REQUIREMENTS » Report every line below that holds the word "image".

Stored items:
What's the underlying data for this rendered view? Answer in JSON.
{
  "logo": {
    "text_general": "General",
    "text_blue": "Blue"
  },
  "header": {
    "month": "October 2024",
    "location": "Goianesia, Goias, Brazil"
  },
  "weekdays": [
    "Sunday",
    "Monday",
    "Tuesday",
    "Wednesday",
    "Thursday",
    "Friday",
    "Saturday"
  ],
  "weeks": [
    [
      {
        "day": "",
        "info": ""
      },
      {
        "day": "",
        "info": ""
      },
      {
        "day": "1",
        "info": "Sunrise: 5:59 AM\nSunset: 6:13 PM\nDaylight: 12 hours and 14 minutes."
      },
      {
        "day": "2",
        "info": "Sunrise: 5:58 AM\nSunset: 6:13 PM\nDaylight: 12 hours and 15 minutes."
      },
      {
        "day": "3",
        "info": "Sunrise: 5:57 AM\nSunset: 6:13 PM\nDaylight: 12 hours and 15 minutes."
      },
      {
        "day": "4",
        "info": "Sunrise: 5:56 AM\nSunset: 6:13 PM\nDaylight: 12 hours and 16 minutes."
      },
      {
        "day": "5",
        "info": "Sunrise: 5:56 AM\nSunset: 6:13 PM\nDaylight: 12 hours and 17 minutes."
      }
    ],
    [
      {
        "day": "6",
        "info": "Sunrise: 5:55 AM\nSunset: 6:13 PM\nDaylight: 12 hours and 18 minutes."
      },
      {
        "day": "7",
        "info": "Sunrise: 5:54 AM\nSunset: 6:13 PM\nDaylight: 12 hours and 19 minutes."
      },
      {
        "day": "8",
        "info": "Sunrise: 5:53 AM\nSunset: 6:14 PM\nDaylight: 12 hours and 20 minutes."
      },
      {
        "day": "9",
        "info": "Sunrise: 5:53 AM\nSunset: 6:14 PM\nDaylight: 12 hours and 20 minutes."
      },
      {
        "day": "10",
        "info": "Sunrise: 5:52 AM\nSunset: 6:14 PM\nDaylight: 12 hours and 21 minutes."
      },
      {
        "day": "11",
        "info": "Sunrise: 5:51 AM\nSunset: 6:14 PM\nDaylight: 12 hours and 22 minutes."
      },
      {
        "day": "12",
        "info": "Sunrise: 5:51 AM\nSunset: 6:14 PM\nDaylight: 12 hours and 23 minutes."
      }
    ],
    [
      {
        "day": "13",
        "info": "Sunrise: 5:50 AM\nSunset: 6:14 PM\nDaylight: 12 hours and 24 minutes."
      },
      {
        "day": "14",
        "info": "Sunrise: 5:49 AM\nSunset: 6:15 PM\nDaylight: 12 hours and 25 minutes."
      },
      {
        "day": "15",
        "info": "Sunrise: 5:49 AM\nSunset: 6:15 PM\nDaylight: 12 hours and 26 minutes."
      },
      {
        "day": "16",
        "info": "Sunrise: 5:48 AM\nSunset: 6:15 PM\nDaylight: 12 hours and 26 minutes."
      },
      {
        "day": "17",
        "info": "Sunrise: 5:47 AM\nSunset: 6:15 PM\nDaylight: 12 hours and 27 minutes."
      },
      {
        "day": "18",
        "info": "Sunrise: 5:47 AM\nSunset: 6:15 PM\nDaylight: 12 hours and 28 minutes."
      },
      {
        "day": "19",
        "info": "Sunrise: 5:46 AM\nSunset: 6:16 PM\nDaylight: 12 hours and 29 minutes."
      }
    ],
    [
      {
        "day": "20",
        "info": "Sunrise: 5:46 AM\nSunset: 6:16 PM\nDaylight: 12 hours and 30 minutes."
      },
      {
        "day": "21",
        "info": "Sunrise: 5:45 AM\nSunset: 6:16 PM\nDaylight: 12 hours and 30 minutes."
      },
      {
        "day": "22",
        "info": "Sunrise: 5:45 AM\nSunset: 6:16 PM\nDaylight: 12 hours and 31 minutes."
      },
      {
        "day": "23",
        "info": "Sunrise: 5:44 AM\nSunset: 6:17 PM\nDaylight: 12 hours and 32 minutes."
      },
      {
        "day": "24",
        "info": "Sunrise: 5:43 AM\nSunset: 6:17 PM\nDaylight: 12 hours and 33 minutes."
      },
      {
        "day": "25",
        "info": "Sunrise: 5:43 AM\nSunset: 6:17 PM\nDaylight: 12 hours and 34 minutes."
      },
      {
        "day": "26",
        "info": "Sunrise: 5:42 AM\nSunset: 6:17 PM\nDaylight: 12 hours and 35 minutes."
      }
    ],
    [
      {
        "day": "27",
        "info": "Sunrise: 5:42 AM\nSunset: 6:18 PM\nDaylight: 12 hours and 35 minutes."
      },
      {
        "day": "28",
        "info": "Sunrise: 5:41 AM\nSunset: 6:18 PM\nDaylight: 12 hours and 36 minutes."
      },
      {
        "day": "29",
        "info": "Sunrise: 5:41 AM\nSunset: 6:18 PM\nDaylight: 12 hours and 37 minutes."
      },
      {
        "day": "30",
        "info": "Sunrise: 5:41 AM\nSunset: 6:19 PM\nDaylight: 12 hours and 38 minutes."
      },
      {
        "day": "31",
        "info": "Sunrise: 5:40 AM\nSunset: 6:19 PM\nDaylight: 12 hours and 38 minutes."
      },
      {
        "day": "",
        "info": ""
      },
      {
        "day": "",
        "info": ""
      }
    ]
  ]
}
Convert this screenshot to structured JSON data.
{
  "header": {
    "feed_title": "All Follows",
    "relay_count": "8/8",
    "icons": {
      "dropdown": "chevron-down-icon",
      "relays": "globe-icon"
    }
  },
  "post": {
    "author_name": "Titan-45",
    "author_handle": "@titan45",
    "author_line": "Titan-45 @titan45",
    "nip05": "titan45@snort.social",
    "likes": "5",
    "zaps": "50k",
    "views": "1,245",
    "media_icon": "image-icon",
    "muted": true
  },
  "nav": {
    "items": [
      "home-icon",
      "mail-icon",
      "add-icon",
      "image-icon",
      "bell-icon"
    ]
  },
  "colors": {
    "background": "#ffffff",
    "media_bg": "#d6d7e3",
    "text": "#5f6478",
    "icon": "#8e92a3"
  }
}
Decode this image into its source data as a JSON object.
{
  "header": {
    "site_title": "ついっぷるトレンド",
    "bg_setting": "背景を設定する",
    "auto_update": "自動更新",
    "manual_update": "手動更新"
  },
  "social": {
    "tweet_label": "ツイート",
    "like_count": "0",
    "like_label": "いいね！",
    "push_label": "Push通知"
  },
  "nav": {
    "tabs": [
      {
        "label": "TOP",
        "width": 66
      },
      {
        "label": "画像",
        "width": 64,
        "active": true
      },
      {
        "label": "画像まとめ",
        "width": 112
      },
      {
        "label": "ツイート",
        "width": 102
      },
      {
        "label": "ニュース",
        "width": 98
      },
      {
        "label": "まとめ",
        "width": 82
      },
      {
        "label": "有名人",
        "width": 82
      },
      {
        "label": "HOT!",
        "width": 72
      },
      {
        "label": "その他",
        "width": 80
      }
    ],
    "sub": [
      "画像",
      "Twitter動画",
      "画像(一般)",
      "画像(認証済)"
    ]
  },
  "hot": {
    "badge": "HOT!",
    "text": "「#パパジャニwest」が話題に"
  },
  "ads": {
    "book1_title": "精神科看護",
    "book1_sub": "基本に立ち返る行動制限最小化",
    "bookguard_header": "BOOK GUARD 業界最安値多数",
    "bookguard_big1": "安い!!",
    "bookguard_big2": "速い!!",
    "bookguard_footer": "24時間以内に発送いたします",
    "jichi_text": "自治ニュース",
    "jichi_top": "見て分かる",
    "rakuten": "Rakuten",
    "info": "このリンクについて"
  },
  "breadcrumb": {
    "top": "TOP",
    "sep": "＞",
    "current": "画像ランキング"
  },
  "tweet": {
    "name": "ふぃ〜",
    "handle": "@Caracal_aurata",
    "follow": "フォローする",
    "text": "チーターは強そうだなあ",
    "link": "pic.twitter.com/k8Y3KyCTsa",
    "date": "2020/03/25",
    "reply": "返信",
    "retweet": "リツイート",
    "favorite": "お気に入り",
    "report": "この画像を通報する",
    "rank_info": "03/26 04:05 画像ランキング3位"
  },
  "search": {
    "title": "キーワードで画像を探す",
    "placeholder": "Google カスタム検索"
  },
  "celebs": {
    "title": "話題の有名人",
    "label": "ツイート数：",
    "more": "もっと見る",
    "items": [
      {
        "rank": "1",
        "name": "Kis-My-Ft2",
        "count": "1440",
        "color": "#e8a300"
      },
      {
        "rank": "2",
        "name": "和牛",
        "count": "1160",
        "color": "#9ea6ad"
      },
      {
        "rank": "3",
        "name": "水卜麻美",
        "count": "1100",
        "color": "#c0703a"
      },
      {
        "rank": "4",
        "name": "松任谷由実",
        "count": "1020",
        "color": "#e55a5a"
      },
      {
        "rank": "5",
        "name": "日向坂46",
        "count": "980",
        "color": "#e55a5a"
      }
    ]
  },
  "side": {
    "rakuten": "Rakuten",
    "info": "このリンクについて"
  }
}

COMPLETED EXERCISE »
    "media_icon": "image-icon",
      "image-icon",
Decode this image into its source data as a JSON object.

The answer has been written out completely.